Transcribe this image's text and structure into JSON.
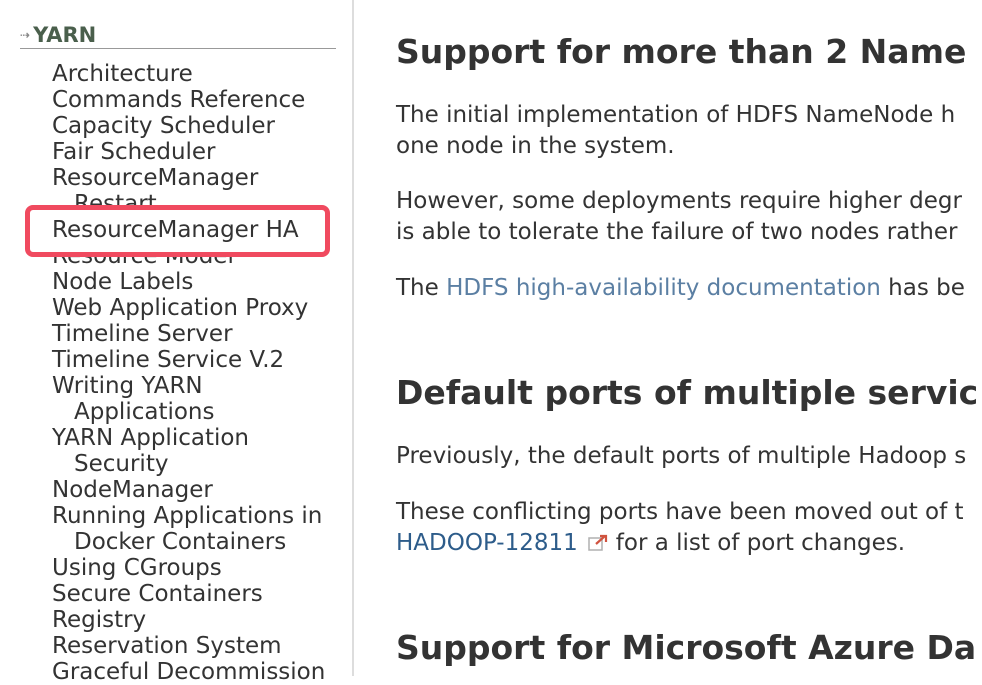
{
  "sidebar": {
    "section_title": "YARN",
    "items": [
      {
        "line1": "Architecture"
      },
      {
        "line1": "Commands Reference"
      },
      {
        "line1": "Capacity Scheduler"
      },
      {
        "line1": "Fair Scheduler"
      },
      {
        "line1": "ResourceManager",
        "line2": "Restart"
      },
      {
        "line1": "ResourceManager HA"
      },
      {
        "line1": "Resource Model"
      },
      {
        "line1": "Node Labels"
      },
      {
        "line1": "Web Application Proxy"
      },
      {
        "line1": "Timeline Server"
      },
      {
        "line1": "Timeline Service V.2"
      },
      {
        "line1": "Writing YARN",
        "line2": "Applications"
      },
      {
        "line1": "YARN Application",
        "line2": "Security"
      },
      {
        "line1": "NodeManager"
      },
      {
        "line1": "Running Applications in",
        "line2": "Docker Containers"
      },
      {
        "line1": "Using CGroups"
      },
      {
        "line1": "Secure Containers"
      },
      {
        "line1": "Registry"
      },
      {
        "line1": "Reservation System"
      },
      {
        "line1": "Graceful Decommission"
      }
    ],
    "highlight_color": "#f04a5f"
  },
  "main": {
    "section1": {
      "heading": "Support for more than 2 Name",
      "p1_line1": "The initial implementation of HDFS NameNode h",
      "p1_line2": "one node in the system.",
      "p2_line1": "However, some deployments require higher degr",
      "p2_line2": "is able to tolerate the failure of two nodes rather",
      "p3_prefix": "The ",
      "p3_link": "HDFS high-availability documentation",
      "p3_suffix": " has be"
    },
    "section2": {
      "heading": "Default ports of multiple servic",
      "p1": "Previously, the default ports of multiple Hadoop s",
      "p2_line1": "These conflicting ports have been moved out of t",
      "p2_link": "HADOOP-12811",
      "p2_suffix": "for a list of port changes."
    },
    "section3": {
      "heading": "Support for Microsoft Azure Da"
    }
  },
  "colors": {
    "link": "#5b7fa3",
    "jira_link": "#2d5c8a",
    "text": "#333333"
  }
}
————————
### What to do
Check every line of the data, and copy the ones that contain "Support".

### Complete answer
      "heading": "Support for more than 2 Name",
      "heading": "Support for Microsoft Azure Da"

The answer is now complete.